__Given request__
Report the number of lines where the string "Henle" occurs, and write nothing else.

⟨

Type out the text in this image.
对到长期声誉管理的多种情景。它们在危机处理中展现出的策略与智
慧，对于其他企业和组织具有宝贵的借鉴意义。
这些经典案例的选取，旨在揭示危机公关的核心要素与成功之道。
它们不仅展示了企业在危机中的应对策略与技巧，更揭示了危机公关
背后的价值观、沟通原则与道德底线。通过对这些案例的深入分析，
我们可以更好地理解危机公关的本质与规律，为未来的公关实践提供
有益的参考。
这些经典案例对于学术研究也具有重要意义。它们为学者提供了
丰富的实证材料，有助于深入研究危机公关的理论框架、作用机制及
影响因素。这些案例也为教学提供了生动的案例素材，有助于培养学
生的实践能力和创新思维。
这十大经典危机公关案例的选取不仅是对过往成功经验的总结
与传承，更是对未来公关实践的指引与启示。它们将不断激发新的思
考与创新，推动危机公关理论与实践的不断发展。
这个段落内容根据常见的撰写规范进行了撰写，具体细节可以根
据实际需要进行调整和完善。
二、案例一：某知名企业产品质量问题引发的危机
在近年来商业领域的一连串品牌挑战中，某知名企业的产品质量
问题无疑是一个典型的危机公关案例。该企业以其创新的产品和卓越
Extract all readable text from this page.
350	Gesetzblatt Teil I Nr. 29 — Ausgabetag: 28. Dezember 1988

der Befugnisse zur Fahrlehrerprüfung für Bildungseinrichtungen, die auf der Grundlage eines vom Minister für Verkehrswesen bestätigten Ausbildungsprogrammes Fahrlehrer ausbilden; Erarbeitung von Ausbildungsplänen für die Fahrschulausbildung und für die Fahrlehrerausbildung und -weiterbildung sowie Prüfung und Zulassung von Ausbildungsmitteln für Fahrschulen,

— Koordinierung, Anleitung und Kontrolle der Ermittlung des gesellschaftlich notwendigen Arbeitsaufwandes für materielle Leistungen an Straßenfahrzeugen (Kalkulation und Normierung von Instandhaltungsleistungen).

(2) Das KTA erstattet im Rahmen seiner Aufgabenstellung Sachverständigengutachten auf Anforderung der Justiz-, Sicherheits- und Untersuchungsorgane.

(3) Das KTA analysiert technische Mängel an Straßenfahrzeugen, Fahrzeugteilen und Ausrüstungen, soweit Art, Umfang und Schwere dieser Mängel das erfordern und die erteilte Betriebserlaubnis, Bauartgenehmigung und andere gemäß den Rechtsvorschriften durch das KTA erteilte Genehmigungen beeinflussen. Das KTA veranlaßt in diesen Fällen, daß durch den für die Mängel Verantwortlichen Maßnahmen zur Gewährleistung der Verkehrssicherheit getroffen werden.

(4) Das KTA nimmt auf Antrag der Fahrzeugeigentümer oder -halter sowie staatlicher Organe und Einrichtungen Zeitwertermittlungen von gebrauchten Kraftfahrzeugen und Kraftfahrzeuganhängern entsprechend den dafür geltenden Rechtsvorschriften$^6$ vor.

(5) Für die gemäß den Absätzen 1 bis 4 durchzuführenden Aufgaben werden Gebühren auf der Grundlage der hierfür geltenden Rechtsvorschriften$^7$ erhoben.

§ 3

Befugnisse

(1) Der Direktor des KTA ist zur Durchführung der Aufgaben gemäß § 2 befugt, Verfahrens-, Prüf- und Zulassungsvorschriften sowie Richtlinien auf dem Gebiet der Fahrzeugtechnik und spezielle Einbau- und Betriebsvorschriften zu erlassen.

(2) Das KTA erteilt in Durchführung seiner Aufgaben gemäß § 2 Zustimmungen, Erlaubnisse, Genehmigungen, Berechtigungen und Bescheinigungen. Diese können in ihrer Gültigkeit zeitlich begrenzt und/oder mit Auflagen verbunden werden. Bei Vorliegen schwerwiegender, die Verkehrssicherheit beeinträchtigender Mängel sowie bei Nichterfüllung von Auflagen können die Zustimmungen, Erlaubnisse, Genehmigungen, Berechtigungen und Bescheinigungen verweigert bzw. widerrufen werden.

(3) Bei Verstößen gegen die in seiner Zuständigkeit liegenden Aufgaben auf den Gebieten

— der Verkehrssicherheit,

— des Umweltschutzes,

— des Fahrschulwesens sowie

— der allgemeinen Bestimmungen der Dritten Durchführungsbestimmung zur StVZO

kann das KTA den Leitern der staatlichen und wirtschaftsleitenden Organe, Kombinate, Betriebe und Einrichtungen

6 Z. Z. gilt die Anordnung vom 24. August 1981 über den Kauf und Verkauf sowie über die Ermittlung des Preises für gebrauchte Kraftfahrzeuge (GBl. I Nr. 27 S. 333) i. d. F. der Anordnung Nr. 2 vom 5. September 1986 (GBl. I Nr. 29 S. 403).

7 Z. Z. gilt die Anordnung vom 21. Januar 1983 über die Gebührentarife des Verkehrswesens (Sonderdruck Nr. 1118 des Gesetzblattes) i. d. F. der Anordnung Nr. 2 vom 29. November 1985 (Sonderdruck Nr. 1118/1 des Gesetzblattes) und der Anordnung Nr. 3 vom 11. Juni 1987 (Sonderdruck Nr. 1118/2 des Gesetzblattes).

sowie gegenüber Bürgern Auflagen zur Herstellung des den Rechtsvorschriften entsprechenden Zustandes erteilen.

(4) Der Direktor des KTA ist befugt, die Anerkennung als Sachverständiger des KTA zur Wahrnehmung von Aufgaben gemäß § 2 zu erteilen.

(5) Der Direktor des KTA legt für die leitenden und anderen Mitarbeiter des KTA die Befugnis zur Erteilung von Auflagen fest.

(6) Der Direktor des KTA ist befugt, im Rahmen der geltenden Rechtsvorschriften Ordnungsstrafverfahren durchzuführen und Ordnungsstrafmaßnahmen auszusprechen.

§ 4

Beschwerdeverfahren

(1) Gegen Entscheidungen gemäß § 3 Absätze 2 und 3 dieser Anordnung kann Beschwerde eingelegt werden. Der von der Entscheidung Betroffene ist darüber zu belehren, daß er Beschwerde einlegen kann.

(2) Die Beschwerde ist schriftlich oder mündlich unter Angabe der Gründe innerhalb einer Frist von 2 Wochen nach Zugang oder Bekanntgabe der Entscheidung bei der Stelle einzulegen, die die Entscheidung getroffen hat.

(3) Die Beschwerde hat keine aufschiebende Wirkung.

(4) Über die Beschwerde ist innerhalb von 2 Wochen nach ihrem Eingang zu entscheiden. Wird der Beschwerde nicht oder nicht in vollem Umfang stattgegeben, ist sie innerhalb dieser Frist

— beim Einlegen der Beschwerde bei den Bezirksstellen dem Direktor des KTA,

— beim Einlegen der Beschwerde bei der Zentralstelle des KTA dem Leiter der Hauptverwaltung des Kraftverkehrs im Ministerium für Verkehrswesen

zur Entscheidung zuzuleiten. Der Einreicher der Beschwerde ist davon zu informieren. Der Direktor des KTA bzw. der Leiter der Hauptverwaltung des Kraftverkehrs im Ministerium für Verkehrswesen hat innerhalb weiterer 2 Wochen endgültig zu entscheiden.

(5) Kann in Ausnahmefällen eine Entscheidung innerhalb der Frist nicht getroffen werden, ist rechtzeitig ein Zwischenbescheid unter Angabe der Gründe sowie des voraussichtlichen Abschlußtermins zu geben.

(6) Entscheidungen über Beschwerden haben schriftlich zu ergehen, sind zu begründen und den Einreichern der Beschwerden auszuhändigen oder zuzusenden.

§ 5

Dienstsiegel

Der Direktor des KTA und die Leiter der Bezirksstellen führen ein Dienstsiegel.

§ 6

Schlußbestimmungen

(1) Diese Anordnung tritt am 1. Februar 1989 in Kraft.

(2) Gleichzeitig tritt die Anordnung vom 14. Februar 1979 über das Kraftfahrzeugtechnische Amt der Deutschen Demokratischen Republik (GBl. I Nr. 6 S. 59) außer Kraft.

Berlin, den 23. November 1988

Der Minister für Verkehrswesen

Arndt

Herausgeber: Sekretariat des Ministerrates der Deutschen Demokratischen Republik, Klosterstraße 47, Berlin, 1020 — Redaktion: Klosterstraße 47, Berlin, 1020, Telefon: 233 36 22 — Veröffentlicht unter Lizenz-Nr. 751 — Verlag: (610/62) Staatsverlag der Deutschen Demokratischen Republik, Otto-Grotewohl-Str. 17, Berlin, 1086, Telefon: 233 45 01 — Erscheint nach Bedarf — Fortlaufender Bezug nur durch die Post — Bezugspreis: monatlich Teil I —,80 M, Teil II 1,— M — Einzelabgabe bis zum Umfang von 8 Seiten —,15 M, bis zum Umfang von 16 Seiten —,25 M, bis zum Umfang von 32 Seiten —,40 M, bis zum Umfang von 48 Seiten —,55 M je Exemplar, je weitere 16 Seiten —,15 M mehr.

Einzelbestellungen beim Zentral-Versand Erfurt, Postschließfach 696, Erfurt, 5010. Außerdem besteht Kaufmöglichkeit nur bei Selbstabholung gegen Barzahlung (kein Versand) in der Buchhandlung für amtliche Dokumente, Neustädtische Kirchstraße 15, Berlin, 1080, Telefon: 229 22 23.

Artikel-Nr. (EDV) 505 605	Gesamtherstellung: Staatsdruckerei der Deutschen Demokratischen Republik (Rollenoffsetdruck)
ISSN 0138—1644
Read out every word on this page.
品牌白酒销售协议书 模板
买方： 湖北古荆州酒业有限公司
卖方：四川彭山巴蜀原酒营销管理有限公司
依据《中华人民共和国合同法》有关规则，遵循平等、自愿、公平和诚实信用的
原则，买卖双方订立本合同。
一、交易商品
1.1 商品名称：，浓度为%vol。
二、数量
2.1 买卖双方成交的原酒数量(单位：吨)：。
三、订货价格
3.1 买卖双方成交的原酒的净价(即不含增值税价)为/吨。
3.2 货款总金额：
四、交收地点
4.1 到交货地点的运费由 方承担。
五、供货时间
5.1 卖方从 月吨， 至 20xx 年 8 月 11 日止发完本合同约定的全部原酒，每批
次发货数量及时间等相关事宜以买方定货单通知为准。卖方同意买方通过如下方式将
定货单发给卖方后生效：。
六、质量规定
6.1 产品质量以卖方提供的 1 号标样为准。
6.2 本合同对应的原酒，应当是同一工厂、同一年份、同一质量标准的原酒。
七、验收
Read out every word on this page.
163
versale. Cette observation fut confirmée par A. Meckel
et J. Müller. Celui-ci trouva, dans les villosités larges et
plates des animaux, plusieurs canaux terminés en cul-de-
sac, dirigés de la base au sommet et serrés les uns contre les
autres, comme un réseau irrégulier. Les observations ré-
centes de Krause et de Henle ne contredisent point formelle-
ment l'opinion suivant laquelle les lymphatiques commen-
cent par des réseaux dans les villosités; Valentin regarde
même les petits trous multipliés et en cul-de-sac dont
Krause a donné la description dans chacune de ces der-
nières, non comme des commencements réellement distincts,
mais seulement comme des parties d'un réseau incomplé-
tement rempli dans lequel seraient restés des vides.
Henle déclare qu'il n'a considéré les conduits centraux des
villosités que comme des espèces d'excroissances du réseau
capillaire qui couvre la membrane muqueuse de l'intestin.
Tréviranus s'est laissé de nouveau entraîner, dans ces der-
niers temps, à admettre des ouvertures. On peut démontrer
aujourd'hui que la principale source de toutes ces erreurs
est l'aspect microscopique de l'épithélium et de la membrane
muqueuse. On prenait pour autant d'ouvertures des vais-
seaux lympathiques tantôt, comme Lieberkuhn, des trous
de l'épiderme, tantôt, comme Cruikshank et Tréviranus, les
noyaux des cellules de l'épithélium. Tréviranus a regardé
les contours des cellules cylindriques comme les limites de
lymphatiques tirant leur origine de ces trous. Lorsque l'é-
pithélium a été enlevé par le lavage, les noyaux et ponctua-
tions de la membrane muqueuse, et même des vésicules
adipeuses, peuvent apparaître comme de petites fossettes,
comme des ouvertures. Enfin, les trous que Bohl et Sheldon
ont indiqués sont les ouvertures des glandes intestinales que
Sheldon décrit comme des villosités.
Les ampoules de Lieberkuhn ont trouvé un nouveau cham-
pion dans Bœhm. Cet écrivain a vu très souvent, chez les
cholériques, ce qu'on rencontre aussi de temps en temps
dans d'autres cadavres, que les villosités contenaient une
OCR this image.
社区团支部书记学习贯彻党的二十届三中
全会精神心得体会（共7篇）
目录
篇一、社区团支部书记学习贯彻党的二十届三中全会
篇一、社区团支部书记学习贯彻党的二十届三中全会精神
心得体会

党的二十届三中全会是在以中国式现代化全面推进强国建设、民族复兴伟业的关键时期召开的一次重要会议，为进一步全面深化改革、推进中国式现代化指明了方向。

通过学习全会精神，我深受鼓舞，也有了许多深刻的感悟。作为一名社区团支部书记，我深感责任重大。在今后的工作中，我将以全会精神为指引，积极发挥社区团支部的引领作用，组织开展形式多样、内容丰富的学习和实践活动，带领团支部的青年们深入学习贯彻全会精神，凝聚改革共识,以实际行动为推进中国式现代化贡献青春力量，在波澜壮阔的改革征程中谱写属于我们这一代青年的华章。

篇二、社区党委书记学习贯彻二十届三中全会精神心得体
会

⟩

__Right answer__
2